What you need to do — List each line of the data that holds the string "бюджетные".

Entries supplied —
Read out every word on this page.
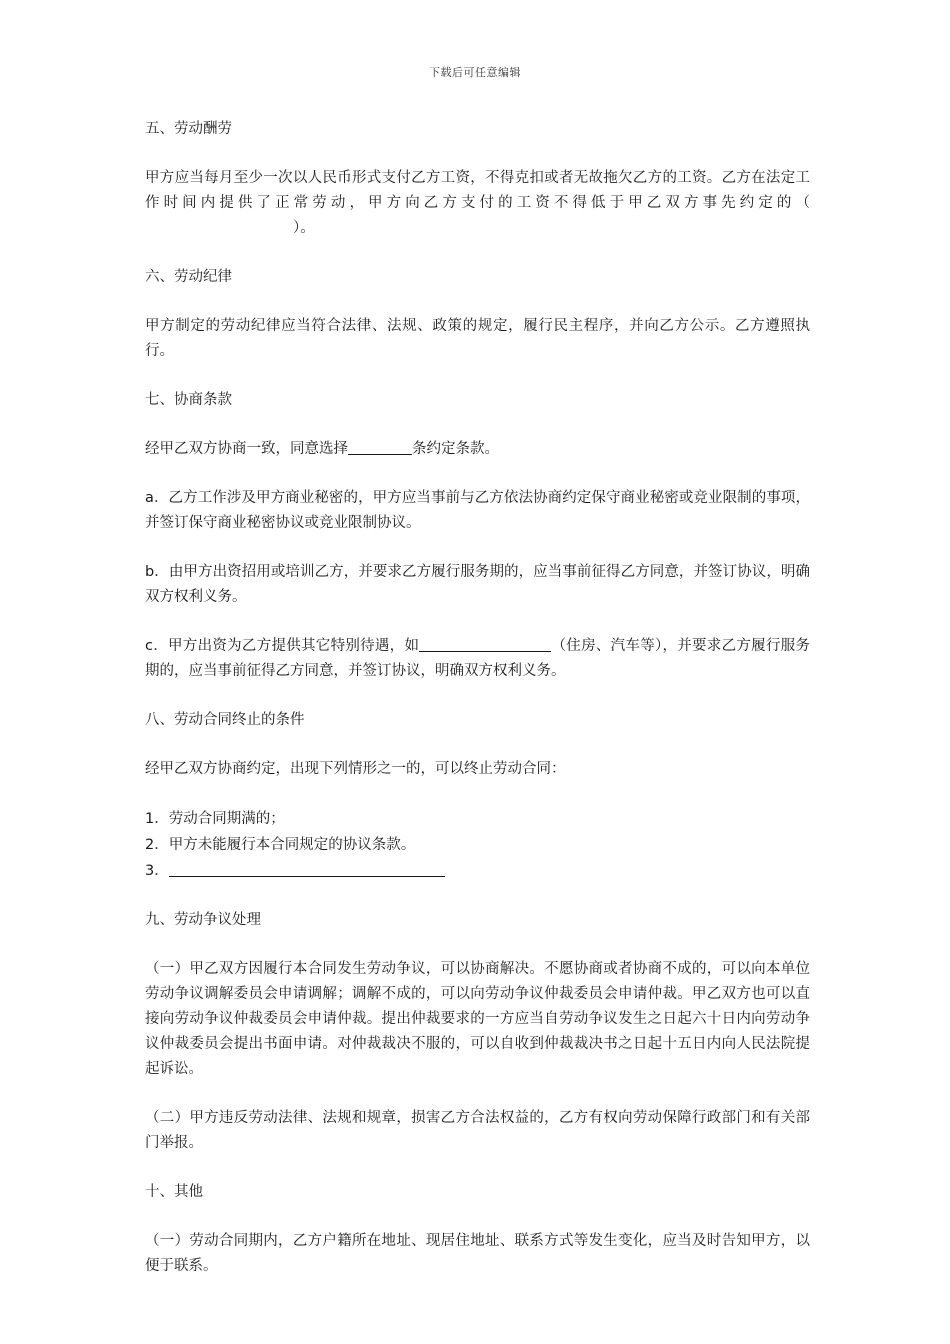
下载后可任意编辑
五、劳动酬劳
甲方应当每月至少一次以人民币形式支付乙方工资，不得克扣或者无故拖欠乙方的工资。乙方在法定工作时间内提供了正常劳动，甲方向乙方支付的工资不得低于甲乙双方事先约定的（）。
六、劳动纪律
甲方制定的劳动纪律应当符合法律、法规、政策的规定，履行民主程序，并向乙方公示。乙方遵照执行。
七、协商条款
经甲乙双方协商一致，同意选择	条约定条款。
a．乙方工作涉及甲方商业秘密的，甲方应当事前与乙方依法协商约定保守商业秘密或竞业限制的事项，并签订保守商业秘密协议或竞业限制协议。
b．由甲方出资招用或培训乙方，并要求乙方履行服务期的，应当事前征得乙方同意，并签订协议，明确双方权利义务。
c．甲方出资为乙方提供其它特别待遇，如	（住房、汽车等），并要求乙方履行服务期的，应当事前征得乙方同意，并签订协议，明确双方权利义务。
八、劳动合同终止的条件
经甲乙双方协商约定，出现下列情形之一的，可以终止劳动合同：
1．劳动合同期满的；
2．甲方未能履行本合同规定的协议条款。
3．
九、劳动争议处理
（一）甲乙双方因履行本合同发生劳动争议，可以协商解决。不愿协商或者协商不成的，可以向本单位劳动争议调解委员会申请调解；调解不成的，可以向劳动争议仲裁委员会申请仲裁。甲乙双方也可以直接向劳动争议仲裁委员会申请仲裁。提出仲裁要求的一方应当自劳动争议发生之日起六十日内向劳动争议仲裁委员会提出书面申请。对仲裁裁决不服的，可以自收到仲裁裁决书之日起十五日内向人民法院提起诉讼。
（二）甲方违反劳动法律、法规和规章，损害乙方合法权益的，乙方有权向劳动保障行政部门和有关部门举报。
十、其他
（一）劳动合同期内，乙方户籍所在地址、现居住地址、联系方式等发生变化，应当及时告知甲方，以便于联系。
==
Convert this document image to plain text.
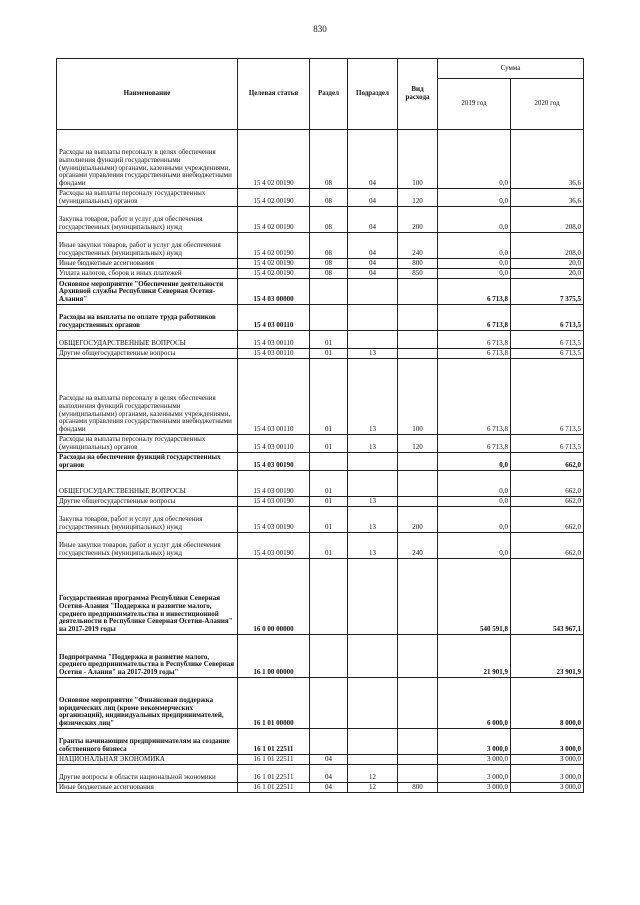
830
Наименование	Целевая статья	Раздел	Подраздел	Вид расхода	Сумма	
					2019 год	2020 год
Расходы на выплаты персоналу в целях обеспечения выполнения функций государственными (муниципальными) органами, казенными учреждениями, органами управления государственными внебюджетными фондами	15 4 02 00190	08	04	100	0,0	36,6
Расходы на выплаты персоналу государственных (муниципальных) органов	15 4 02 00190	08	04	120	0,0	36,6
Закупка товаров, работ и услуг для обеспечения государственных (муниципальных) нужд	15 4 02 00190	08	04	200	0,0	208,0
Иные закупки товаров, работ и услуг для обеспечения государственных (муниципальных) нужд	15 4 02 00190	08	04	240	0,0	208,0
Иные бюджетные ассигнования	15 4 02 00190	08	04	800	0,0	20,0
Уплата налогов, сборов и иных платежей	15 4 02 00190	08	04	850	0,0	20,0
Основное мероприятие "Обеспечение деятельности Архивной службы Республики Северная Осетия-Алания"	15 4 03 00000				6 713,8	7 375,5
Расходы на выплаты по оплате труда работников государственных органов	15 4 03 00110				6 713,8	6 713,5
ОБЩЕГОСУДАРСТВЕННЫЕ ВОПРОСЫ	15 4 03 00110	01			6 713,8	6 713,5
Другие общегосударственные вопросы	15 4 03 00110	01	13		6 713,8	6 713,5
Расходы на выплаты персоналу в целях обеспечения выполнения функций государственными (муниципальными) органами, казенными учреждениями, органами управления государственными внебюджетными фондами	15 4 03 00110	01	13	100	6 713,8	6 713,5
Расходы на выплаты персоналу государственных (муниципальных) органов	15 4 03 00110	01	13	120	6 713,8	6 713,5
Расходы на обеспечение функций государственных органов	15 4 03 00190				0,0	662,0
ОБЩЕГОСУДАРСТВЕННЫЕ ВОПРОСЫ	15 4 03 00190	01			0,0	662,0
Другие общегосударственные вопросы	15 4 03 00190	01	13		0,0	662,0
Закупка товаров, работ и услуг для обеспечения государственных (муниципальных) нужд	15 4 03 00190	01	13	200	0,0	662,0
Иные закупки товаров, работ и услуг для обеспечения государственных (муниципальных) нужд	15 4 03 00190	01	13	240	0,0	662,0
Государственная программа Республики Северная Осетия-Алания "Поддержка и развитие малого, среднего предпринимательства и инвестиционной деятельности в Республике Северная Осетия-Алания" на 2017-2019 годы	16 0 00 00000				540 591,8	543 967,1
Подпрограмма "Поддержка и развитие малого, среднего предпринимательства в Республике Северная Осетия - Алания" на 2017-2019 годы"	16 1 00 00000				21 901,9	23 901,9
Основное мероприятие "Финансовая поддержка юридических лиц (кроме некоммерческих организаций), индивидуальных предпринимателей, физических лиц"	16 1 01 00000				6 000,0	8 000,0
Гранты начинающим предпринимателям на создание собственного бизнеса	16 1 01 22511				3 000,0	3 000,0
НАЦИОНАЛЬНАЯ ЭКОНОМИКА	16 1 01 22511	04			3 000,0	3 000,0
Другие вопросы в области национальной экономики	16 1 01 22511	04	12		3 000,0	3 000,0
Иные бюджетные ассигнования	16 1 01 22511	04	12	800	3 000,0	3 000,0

Full response —
Иные бюджетные ассигнования	15 4 02 00190	08	04	800	0,0	20,0
Иные бюджетные ассигнования	16 1 01 22511	04	12	800	3 000,0	3 000,0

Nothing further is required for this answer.